>> BEGIN Extracted records
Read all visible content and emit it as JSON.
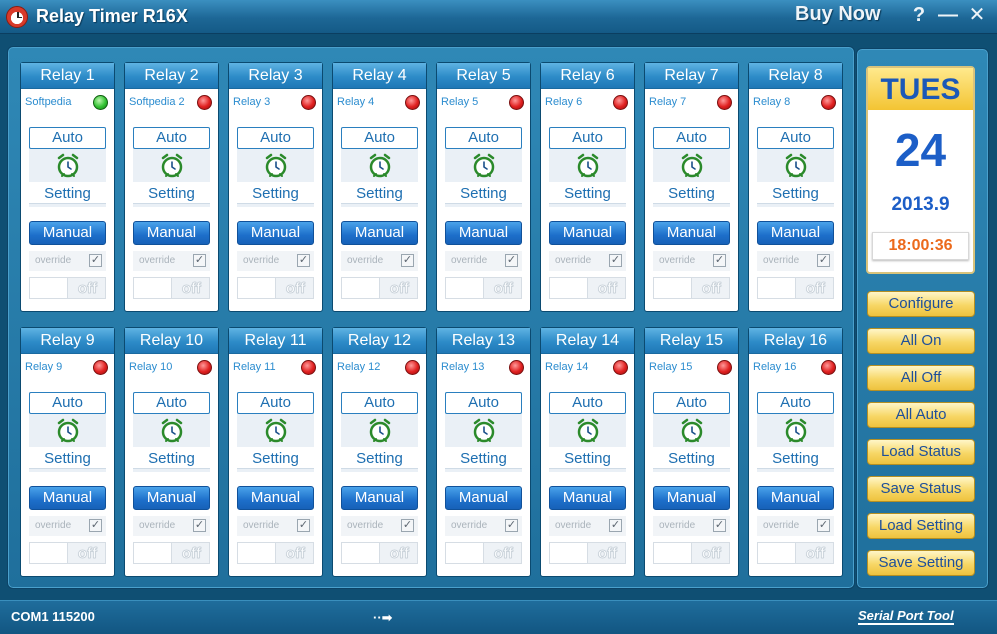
{
  "window": {
    "title": "Relay Timer R16X",
    "buy_now": "Buy Now",
    "help": "?",
    "minimize": "—",
    "close": "✕"
  },
  "relays": [
    {
      "header": "Relay 1",
      "name": "Softpedia",
      "status": "green"
    },
    {
      "header": "Relay 2",
      "name": "Softpedia 2",
      "status": "red"
    },
    {
      "header": "Relay 3",
      "name": "Relay 3",
      "status": "red"
    },
    {
      "header": "Relay 4",
      "name": "Relay 4",
      "status": "red"
    },
    {
      "header": "Relay 5",
      "name": "Relay 5",
      "status": "red"
    },
    {
      "header": "Relay 6",
      "name": "Relay 6",
      "status": "red"
    },
    {
      "header": "Relay 7",
      "name": "Relay 7",
      "status": "red"
    },
    {
      "header": "Relay 8",
      "name": "Relay 8",
      "status": "red"
    },
    {
      "header": "Relay 9",
      "name": "Relay 9",
      "status": "red"
    },
    {
      "header": "Relay 10",
      "name": "Relay 10",
      "status": "red"
    },
    {
      "header": "Relay 11",
      "name": "Relay 11",
      "status": "red"
    },
    {
      "header": "Relay 12",
      "name": "Relay 12",
      "status": "red"
    },
    {
      "header": "Relay 13",
      "name": "Relay 13",
      "status": "red"
    },
    {
      "header": "Relay 14",
      "name": "Relay 14",
      "status": "red"
    },
    {
      "header": "Relay 15",
      "name": "Relay 15",
      "status": "red"
    },
    {
      "header": "Relay 16",
      "name": "Relay 16",
      "status": "red"
    }
  ],
  "relay_controls": {
    "auto_label": "Auto",
    "setting_label": "Setting",
    "manual_label": "Manual",
    "override_label": "override",
    "override_checked": "✓",
    "toggle_label": "off"
  },
  "date": {
    "day": "TUES",
    "day_number": "24",
    "year_month": "2013.9",
    "time": "18:00:36"
  },
  "side_buttons": [
    "Configure",
    "All On",
    "All Off",
    "All Auto",
    "Load Status",
    "Save Status",
    "Load Setting",
    "Save Setting"
  ],
  "statusbar": {
    "port": "COM1 115200",
    "arrow": "··➡",
    "brand": "Serial Port Tool"
  },
  "colors": {
    "led_green": "#33c233",
    "led_red": "#e02020",
    "accent_blue": "#2d8bc8",
    "button_gold": "#f7d766",
    "time_orange": "#ec6a1c"
  }
}
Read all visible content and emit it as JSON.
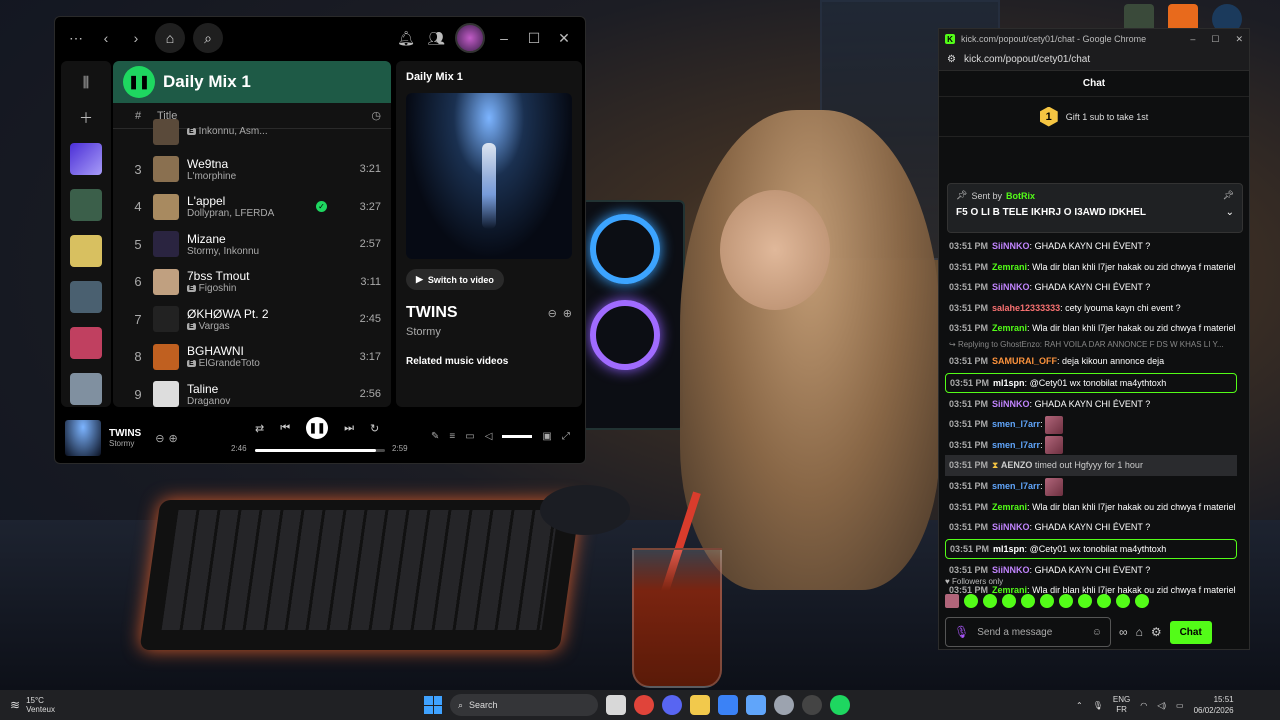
{
  "spotify": {
    "playlist_title": "Daily Mix 1",
    "col_number": "#",
    "col_title": "Title",
    "tracks": [
      {
        "num": "",
        "name": "",
        "artist": "Inkonnu, Asm...",
        "explicit": true,
        "duration": "",
        "art": "#5a4a3a"
      },
      {
        "num": "3",
        "name": "We9tna",
        "artist": "L'morphine",
        "explicit": false,
        "duration": "3:21",
        "art": "#8a7050"
      },
      {
        "num": "4",
        "name": "L'appel",
        "artist": "Dollypran, LFERDA",
        "explicit": false,
        "duration": "3:27",
        "saved": true,
        "art": "#a88a60"
      },
      {
        "num": "5",
        "name": "Mizane",
        "artist": "Stormy, Inkonnu",
        "explicit": false,
        "duration": "2:57",
        "art": "#2a2440"
      },
      {
        "num": "6",
        "name": "7bss Tmout",
        "artist": "Figoshin",
        "explicit": true,
        "duration": "3:11",
        "art": "#c0a080"
      },
      {
        "num": "7",
        "name": "ØKHØWA Pt. 2",
        "artist": "Vargas",
        "explicit": true,
        "duration": "2:45",
        "art": "#222"
      },
      {
        "num": "8",
        "name": "BGHAWNI",
        "artist": "ElGrandeToto",
        "explicit": true,
        "duration": "3:17",
        "art": "#c06020"
      },
      {
        "num": "9",
        "name": "Taline",
        "artist": "Draganov",
        "explicit": false,
        "duration": "2:56",
        "art": "#ddd"
      }
    ],
    "right_panel": {
      "heading": "Daily Mix 1",
      "switch_label": "Switch to video",
      "track_title": "TWINS",
      "track_artist": "Stormy",
      "related": "Related music videos"
    },
    "player": {
      "title": "TWINS",
      "artist": "Stormy",
      "elapsed": "2:46",
      "total": "2:59",
      "progress": 0.927
    }
  },
  "chrome": {
    "window_title": "kick.com/popout/cety01/chat - Google Chrome",
    "url": "kick.com/popout/cety01/chat",
    "chat_header": "Chat",
    "gift_count": "1",
    "gift_text": "Gift 1 sub to take 1st",
    "pinned": {
      "sent_by": "Sent by",
      "sender": "BotRix",
      "message": "F5 O LI B TELE IKHRJ O I3AWD IDKHEL"
    },
    "messages": [
      {
        "time": "03:51 PM",
        "user": "SiiNNKO",
        "color": "#c084fc",
        "text": "GHADA KAYN CHI ÉVENT ?"
      },
      {
        "time": "03:51 PM",
        "user": "Zemrani",
        "color": "#53fc18",
        "text": "Wla dir blan khli l7jer hakak ou zid chwya f materiel"
      },
      {
        "time": "03:51 PM",
        "user": "SiiNNKO",
        "color": "#c084fc",
        "text": "GHADA KAYN CHI ÉVENT ?"
      },
      {
        "time": "03:51 PM",
        "user": "salahe12333333",
        "color": "#f87171",
        "text": "cety lyouma kayn chi event ?"
      },
      {
        "time": "03:51 PM",
        "user": "Zemrani",
        "color": "#53fc18",
        "text": "Wla dir blan khli l7jer hakak ou zid chwya f materiel"
      },
      {
        "reply": "Replying to GhostEnzo: RAH VOILA DAR ANNONCE F DS W KHAS LI Y..."
      },
      {
        "time": "03:51 PM",
        "user": "SAMURAI_OFF",
        "color": "#fb923c",
        "text": "deja kikoun annonce deja"
      },
      {
        "time": "03:51 PM",
        "user": "ml1spn",
        "color": "#fff",
        "text": "@Cety01 wx tonobilat ma4ythtoxh",
        "highlight": true
      },
      {
        "time": "03:51 PM",
        "user": "SiiNNKO",
        "color": "#c084fc",
        "text": "GHADA KAYN CHI ÉVENT ?"
      },
      {
        "time": "03:51 PM",
        "user": "smen_l7arr",
        "color": "#60a5fa",
        "text": "",
        "emote": true
      },
      {
        "time": "03:51 PM",
        "user": "smen_l7arr",
        "color": "#60a5fa",
        "text": "",
        "emote": true
      },
      {
        "time": "03:51 PM",
        "user": "AENZO",
        "color": "#ccc",
        "text": "timed out Hgfyyy for 1 hour",
        "system": true
      },
      {
        "time": "03:51 PM",
        "user": "smen_l7arr",
        "color": "#60a5fa",
        "text": "",
        "emote": true
      },
      {
        "time": "03:51 PM",
        "user": "Zemrani",
        "color": "#53fc18",
        "text": "Wla dir blan khli l7jer hakak ou zid chwya f materiel"
      },
      {
        "time": "03:51 PM",
        "user": "SiiNNKO",
        "color": "#c084fc",
        "text": "GHADA KAYN CHI ÉVENT ?"
      },
      {
        "time": "03:51 PM",
        "user": "ml1spn",
        "color": "#fff",
        "text": "@Cety01 wx tonobilat ma4ythtoxh",
        "highlight": true
      },
      {
        "time": "03:51 PM",
        "user": "SiiNNKO",
        "color": "#c084fc",
        "text": "GHADA KAYN CHI ÉVENT ?"
      },
      {
        "time": "03:51 PM",
        "user": "Zemrani",
        "color": "#53fc18",
        "text": "Wla dir blan khli l7jer hakak ou zid chwya f materiel"
      }
    ],
    "followers_only": "Followers only",
    "input_placeholder": "Send a message",
    "chat_button": "Chat"
  },
  "taskbar": {
    "temp": "15°C",
    "weather": "Venteux",
    "search": "Search",
    "lang1": "ENG",
    "lang2": "FR",
    "time": "15:51",
    "date": "06/02/2026"
  }
}
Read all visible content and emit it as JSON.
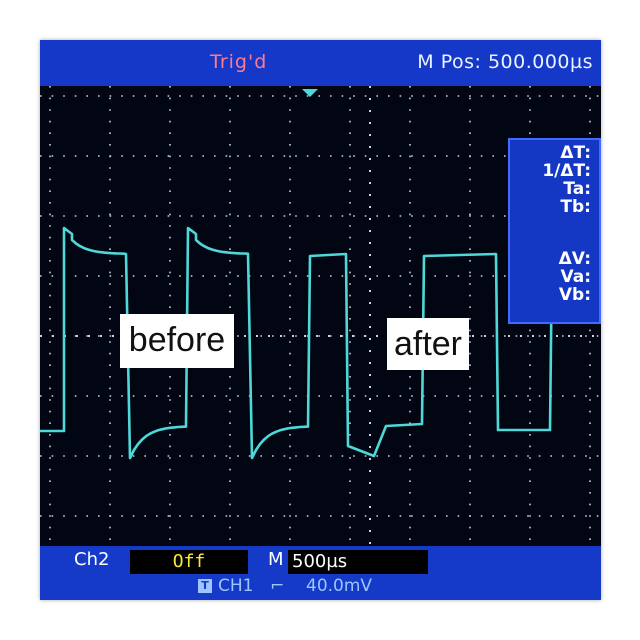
{
  "status": {
    "trigger_state": "Trig'd",
    "horizontal_position": "M Pos: 500.000µs"
  },
  "cursor_panel": {
    "labels": [
      "ΔT:",
      "1/ΔT:",
      "Ta:",
      "Tb:",
      "ΔV:",
      "Va:",
      "Vb:"
    ]
  },
  "annotations": {
    "before": "before",
    "after": "after"
  },
  "bottom": {
    "ch2_label": "Ch2",
    "ch2_state": "Off",
    "timebase_prefix": "M",
    "timebase_value": "500µs",
    "trigger_icon": "T",
    "trigger_source": "CH1",
    "trigger_slope": "⌐",
    "trigger_level": "40.0mV"
  },
  "colors": {
    "trace": "#4fd8d8",
    "grid": "#c8d2e0",
    "panel_blue": "#1638c8",
    "trig_text": "#ff7a8a",
    "off_text": "#f6e840"
  }
}
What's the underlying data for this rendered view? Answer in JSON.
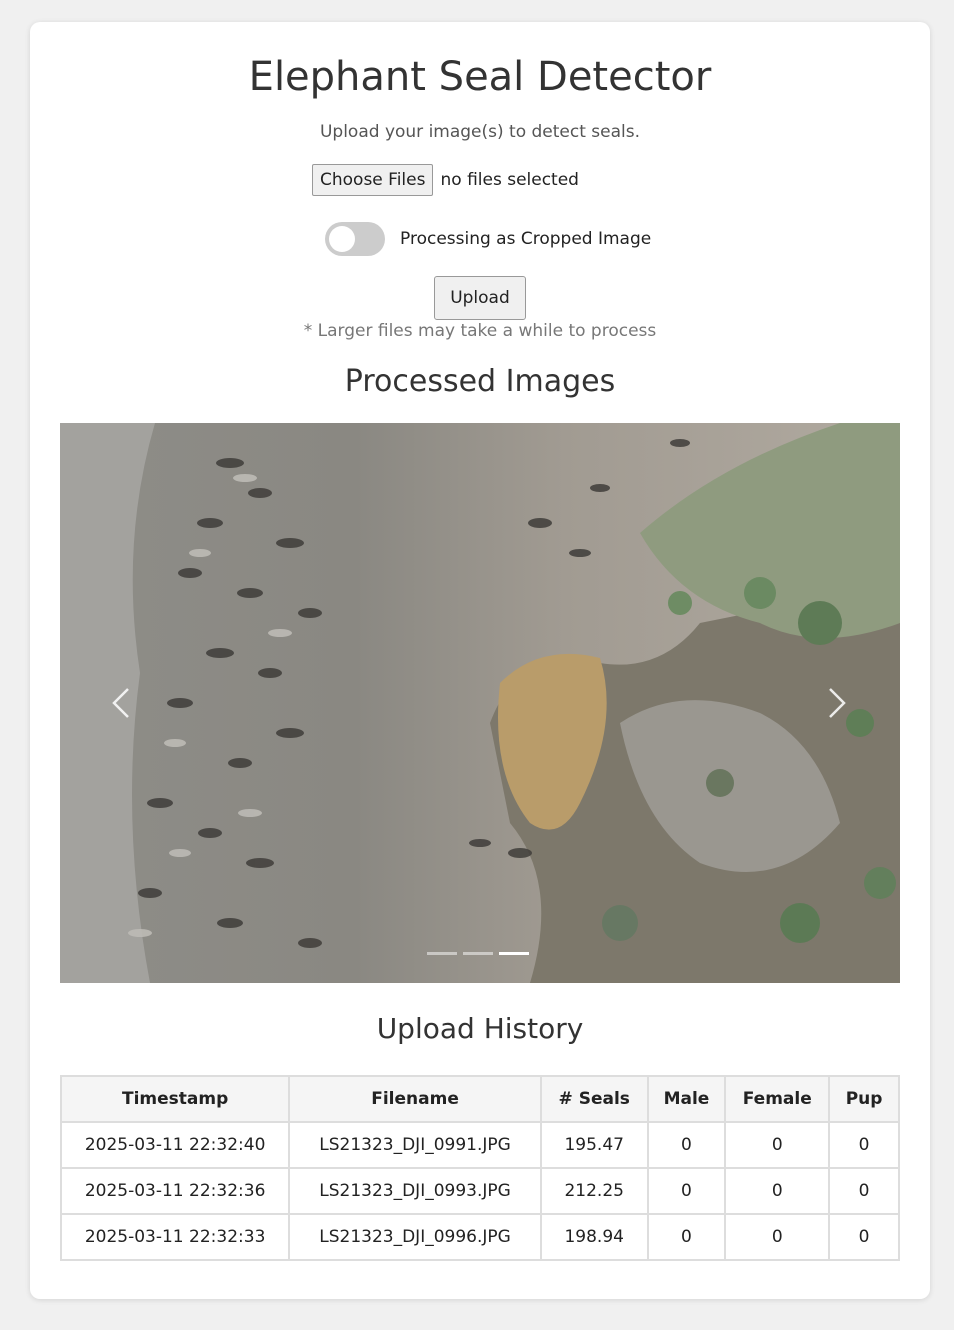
{
  "header": {
    "title": "Elephant Seal Detector",
    "subtitle": "Upload your image(s) to detect seals."
  },
  "upload_form": {
    "choose_files_label": "Choose Files",
    "file_status": "no files selected",
    "toggle_label": "Processing as Cropped Image",
    "toggle_on": false,
    "upload_label": "Upload",
    "note": "* Larger files may take a while to process"
  },
  "gallery": {
    "heading": "Processed Images",
    "slide_count": 3,
    "active_slide": 3
  },
  "history": {
    "heading": "Upload History",
    "columns": [
      "Timestamp",
      "Filename",
      "# Seals",
      "Male",
      "Female",
      "Pup"
    ],
    "rows": [
      [
        "2025-03-11 22:32:40",
        "LS21323_DJI_0991.JPG",
        "195.47",
        "0",
        "0",
        "0"
      ],
      [
        "2025-03-11 22:32:36",
        "LS21323_DJI_0993.JPG",
        "212.25",
        "0",
        "0",
        "0"
      ],
      [
        "2025-03-11 22:32:33",
        "LS21323_DJI_0996.JPG",
        "198.94",
        "0",
        "0",
        "0"
      ]
    ]
  },
  "icons": {
    "prev": "chevron-left-icon",
    "next": "chevron-right-icon"
  },
  "colors": {
    "page_background": "#f0f0f0",
    "card_background": "#ffffff",
    "toggle_off": "#cccccc",
    "table_border": "#dddddd",
    "table_header_background": "#f5f5f5"
  }
}
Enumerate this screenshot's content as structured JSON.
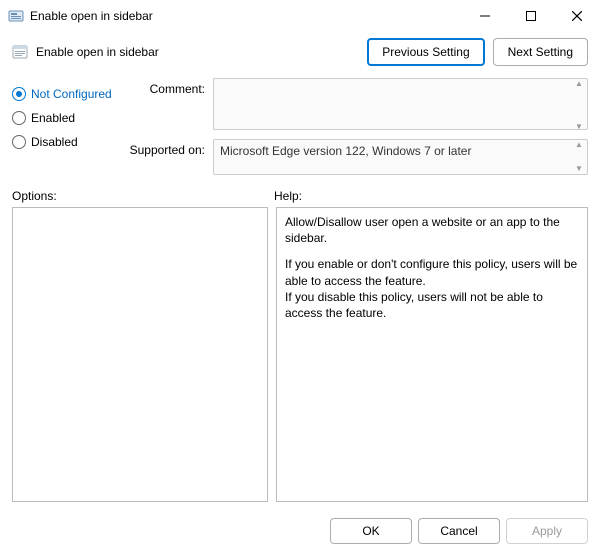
{
  "window": {
    "title": "Enable open in sidebar"
  },
  "header": {
    "title": "Enable open in sidebar",
    "previous_btn": "Previous Setting",
    "next_btn": "Next Setting"
  },
  "radios": {
    "not_configured": "Not Configured",
    "enabled": "Enabled",
    "disabled": "Disabled",
    "selected": "not_configured"
  },
  "fields": {
    "comment_label": "Comment:",
    "comment_value": "",
    "supported_label": "Supported on:",
    "supported_value": "Microsoft Edge version 122, Windows 7 or later"
  },
  "labels": {
    "options": "Options:",
    "help": "Help:"
  },
  "help": {
    "p1": "Allow/Disallow user open a website or an app to the sidebar.",
    "p2": "If you enable or don't configure this policy, users will be able to access the feature.",
    "p3": "If you disable this policy, users will not be able to access the feature."
  },
  "footer": {
    "ok": "OK",
    "cancel": "Cancel",
    "apply": "Apply"
  }
}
>> END Extracted records
● Challenge
Output only the lines running from the line with "Enumerate this screenshot's" through the last line of the entries above, inclusive, with pictures excluded.

● Reply to the exercise
Enumerate this screenshot's content as structured JSON.
{
  "window": {
    "title": "Enable open in sidebar"
  },
  "header": {
    "title": "Enable open in sidebar",
    "previous_btn": "Previous Setting",
    "next_btn": "Next Setting"
  },
  "radios": {
    "not_configured": "Not Configured",
    "enabled": "Enabled",
    "disabled": "Disabled",
    "selected": "not_configured"
  },
  "fields": {
    "comment_label": "Comment:",
    "comment_value": "",
    "supported_label": "Supported on:",
    "supported_value": "Microsoft Edge version 122, Windows 7 or later"
  },
  "labels": {
    "options": "Options:",
    "help": "Help:"
  },
  "help": {
    "p1": "Allow/Disallow user open a website or an app to the sidebar.",
    "p2": "If you enable or don't configure this policy, users will be able to access the feature.",
    "p3": "If you disable this policy, users will not be able to access the feature."
  },
  "footer": {
    "ok": "OK",
    "cancel": "Cancel",
    "apply": "Apply"
  }
}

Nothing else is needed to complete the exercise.